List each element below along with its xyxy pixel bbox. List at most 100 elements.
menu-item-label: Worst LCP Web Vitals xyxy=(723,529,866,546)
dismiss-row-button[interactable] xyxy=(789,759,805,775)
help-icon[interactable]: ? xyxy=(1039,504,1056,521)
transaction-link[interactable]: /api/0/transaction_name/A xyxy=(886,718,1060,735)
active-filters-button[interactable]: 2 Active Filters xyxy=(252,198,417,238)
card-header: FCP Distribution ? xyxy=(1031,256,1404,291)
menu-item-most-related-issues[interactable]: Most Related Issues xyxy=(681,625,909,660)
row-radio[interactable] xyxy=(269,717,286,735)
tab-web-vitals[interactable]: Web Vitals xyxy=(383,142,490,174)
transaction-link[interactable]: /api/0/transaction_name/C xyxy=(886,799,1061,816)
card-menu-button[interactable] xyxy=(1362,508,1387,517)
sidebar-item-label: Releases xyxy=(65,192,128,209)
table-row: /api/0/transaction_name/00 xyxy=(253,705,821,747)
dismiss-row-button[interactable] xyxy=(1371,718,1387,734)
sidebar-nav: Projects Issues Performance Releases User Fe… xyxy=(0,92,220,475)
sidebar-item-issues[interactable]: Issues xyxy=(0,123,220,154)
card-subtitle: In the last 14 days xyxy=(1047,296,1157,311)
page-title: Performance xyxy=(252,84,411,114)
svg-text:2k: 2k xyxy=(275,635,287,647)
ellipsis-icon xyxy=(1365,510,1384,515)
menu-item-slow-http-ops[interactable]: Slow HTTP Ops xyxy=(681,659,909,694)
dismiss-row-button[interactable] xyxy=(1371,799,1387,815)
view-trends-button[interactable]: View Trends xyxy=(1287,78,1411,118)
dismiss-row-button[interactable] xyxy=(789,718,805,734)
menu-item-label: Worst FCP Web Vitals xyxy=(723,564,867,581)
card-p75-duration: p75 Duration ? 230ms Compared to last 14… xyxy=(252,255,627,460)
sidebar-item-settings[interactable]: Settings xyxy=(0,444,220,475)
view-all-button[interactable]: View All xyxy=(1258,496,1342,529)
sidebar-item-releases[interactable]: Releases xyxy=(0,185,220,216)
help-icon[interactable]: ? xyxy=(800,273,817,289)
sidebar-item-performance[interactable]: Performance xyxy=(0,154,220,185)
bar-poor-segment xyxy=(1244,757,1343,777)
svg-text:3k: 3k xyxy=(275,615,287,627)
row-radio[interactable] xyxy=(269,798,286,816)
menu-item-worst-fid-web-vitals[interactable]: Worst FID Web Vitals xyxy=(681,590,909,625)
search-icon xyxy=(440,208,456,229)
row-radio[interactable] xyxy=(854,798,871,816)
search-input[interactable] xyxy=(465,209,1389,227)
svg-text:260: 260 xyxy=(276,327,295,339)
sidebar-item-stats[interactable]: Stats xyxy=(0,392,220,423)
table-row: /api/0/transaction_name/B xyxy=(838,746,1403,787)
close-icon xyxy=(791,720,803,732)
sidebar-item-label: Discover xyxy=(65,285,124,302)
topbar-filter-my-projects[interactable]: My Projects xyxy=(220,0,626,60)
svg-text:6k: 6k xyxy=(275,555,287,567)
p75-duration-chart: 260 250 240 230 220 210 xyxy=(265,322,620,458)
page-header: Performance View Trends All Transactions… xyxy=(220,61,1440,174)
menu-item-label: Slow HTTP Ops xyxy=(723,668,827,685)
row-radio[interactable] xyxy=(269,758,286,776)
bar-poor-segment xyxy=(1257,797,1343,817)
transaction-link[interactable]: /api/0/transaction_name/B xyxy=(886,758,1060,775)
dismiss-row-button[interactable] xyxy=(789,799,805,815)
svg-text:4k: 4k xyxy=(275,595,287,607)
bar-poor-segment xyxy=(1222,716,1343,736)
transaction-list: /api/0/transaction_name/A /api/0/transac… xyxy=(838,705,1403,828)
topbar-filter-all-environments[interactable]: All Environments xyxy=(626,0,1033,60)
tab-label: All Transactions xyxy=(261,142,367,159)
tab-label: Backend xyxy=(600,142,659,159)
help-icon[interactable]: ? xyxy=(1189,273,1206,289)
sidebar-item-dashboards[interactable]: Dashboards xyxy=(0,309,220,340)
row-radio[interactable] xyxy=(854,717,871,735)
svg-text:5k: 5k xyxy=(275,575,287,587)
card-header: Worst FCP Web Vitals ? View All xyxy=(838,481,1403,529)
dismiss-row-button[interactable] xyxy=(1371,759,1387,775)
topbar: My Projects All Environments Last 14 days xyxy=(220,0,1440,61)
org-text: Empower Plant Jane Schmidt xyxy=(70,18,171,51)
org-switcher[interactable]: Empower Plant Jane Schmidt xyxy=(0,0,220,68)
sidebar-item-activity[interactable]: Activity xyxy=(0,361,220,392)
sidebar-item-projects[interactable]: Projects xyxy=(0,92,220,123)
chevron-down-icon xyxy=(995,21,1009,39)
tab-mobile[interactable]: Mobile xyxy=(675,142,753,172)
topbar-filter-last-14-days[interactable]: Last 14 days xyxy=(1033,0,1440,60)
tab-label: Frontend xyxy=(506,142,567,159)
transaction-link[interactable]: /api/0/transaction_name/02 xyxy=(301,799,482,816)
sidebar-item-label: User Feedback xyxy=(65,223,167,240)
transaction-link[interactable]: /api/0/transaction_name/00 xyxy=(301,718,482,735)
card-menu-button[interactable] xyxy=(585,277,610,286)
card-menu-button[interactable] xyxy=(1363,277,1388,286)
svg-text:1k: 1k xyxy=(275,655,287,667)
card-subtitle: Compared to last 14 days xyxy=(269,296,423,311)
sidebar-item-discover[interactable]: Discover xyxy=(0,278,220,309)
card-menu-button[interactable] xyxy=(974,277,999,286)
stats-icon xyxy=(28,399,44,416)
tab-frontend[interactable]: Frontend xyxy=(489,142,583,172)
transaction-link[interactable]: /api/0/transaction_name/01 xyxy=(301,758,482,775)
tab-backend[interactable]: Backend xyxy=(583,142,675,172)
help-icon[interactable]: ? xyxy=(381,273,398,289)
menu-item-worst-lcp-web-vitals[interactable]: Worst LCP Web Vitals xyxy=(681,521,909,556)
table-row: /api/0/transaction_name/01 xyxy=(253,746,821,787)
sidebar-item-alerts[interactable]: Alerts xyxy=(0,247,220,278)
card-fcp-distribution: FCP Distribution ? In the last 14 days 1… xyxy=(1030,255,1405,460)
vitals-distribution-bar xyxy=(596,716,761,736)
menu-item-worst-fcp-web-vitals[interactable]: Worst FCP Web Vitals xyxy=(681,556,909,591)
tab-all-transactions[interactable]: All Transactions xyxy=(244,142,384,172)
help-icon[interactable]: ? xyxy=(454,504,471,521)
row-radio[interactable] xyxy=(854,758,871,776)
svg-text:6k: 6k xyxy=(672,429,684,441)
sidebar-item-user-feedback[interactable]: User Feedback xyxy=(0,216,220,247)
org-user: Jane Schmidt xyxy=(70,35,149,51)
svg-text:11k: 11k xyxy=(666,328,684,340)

^^^^

Przepisz bez żadnych zmian wszystkie wiersze podane powyżej.

List each element below along with its xyxy pixel bbox. List at most 100 elements.
menu-item-label: Worst LCP Web Vitals xyxy=(723,529,866,546)
dismiss-row-button[interactable] xyxy=(789,759,805,775)
help-icon[interactable]: ? xyxy=(1039,504,1056,521)
transaction-link[interactable]: /api/0/transaction_name/A xyxy=(886,718,1060,735)
active-filters-button[interactable]: 2 Active Filters xyxy=(252,198,417,238)
card-header: FCP Distribution ? xyxy=(1031,256,1404,291)
menu-item-most-related-issues[interactable]: Most Related Issues xyxy=(681,625,909,660)
row-radio[interactable] xyxy=(269,717,286,735)
tab-web-vitals[interactable]: Web Vitals xyxy=(383,142,490,174)
transaction-link[interactable]: /api/0/transaction_name/C xyxy=(886,799,1061,816)
card-menu-button[interactable] xyxy=(1362,508,1387,517)
sidebar-item-label: Releases xyxy=(65,192,128,209)
table-row: /api/0/transaction_name/00 xyxy=(253,705,821,747)
dismiss-row-button[interactable] xyxy=(1371,718,1387,734)
sidebar-nav: Projects Issues Performance Releases User Fe… xyxy=(0,92,220,475)
sidebar-item-issues[interactable]: Issues xyxy=(0,123,220,154)
card-subtitle: In the last 14 days xyxy=(1047,296,1157,311)
page-title: Performance xyxy=(252,84,411,114)
svg-text:2k: 2k xyxy=(275,635,287,647)
ellipsis-icon xyxy=(1365,510,1384,515)
menu-item-slow-http-ops[interactable]: Slow HTTP Ops xyxy=(681,659,909,694)
dismiss-row-button[interactable] xyxy=(1371,799,1387,815)
view-trends-button[interactable]: View Trends xyxy=(1287,78,1411,118)
dismiss-row-button[interactable] xyxy=(789,718,805,734)
menu-item-label: Worst FCP Web Vitals xyxy=(723,564,867,581)
card-p75-duration: p75 Duration ? 230ms Compared to last 14… xyxy=(252,255,627,460)
sidebar-item-settings[interactable]: Settings xyxy=(0,444,220,475)
view-all-button[interactable]: View All xyxy=(1258,496,1342,529)
sidebar-item-releases[interactable]: Releases xyxy=(0,185,220,216)
help-icon[interactable]: ? xyxy=(800,273,817,289)
sidebar-item-performance[interactable]: Performance xyxy=(0,154,220,185)
bar-poor-segment xyxy=(1244,757,1343,777)
svg-text:3k: 3k xyxy=(275,615,287,627)
row-radio[interactable] xyxy=(269,798,286,816)
menu-item-worst-fid-web-vitals[interactable]: Worst FID Web Vitals xyxy=(681,590,909,625)
search-icon xyxy=(440,208,456,229)
row-radio[interactable] xyxy=(854,798,871,816)
search-input[interactable] xyxy=(465,209,1389,227)
svg-text:260: 260 xyxy=(276,327,295,339)
sidebar-item-stats[interactable]: Stats xyxy=(0,392,220,423)
table-row: /api/0/transaction_name/B xyxy=(838,746,1403,787)
close-icon xyxy=(791,720,803,732)
sidebar-item-label: Discover xyxy=(65,285,124,302)
topbar-filter-my-projects[interactable]: My Projects xyxy=(220,0,626,60)
svg-text:6k: 6k xyxy=(275,555,287,567)
p75-duration-chart: 260 250 240 230 220 210 xyxy=(265,322,620,458)
page-header: Performance View Trends All Transactions… xyxy=(220,61,1440,174)
menu-item-label: Slow HTTP Ops xyxy=(723,668,827,685)
row-radio[interactable] xyxy=(269,758,286,776)
bar-poor-segment xyxy=(1257,797,1343,817)
transaction-link[interactable]: /api/0/transaction_name/B xyxy=(886,758,1060,775)
dismiss-row-button[interactable] xyxy=(789,799,805,815)
svg-text:4k: 4k xyxy=(275,595,287,607)
bar-poor-segment xyxy=(1222,716,1343,736)
transaction-list: /api/0/transaction_name/A /api/0/transac… xyxy=(838,705,1403,828)
topbar-filter-all-environments[interactable]: All Environments xyxy=(626,0,1033,60)
tab-label: All Transactions xyxy=(261,142,367,159)
tab-label: Backend xyxy=(600,142,659,159)
help-icon[interactable]: ? xyxy=(1189,273,1206,289)
sidebar-item-dashboards[interactable]: Dashboards xyxy=(0,309,220,340)
row-radio[interactable] xyxy=(854,717,871,735)
svg-text:5k: 5k xyxy=(275,575,287,587)
card-header: Worst FCP Web Vitals ? View All xyxy=(838,481,1403,529)
dismiss-row-button[interactable] xyxy=(1371,759,1387,775)
topbar: My Projects All Environments Last 14 days xyxy=(220,0,1440,61)
org-text: Empower Plant Jane Schmidt xyxy=(70,18,171,51)
org-switcher[interactable]: Empower Plant Jane Schmidt xyxy=(0,0,220,68)
sidebar-item-activity[interactable]: Activity xyxy=(0,361,220,392)
sidebar-item-projects[interactable]: Projects xyxy=(0,92,220,123)
chevron-down-icon xyxy=(995,21,1009,39)
tab-mobile[interactable]: Mobile xyxy=(675,142,753,172)
topbar-filter-last-14-days[interactable]: Last 14 days xyxy=(1033,0,1440,60)
tab-label: Frontend xyxy=(506,142,567,159)
transaction-link[interactable]: /api/0/transaction_name/02 xyxy=(301,799,482,816)
sidebar-item-label: User Feedback xyxy=(65,223,167,240)
transaction-link[interactable]: /api/0/transaction_name/00 xyxy=(301,718,482,735)
card-menu-button[interactable] xyxy=(585,277,610,286)
card-menu-button[interactable] xyxy=(1363,277,1388,286)
svg-text:1k: 1k xyxy=(275,655,287,667)
card-subtitle: Compared to last 14 days xyxy=(269,296,423,311)
sidebar-item-discover[interactable]: Discover xyxy=(0,278,220,309)
card-menu-button[interactable] xyxy=(974,277,999,286)
stats-icon xyxy=(28,399,44,416)
tab-frontend[interactable]: Frontend xyxy=(489,142,583,172)
transaction-link[interactable]: /api/0/transaction_name/01 xyxy=(301,758,482,775)
tab-backend[interactable]: Backend xyxy=(583,142,675,172)
help-icon[interactable]: ? xyxy=(381,273,398,289)
menu-item-worst-lcp-web-vitals[interactable]: Worst LCP Web Vitals xyxy=(681,521,909,556)
table-row: /api/0/transaction_name/01 xyxy=(253,746,821,787)
sidebar-item-alerts[interactable]: Alerts xyxy=(0,247,220,278)
card-fcp-distribution: FCP Distribution ? In the last 14 days 1… xyxy=(1030,255,1405,460)
vitals-distribution-bar xyxy=(596,716,761,736)
menu-item-worst-fcp-web-vitals[interactable]: Worst FCP Web Vitals xyxy=(681,556,909,591)
tab-all-transactions[interactable]: All Transactions xyxy=(244,142,384,172)
help-icon[interactable]: ? xyxy=(454,504,471,521)
row-radio[interactable] xyxy=(854,758,871,776)
svg-text:6k: 6k xyxy=(672,429,684,441)
sidebar-item-user-feedback[interactable]: User Feedback xyxy=(0,216,220,247)
org-user: Jane Schmidt xyxy=(70,35,149,51)
svg-text:11k: 11k xyxy=(666,328,684,340)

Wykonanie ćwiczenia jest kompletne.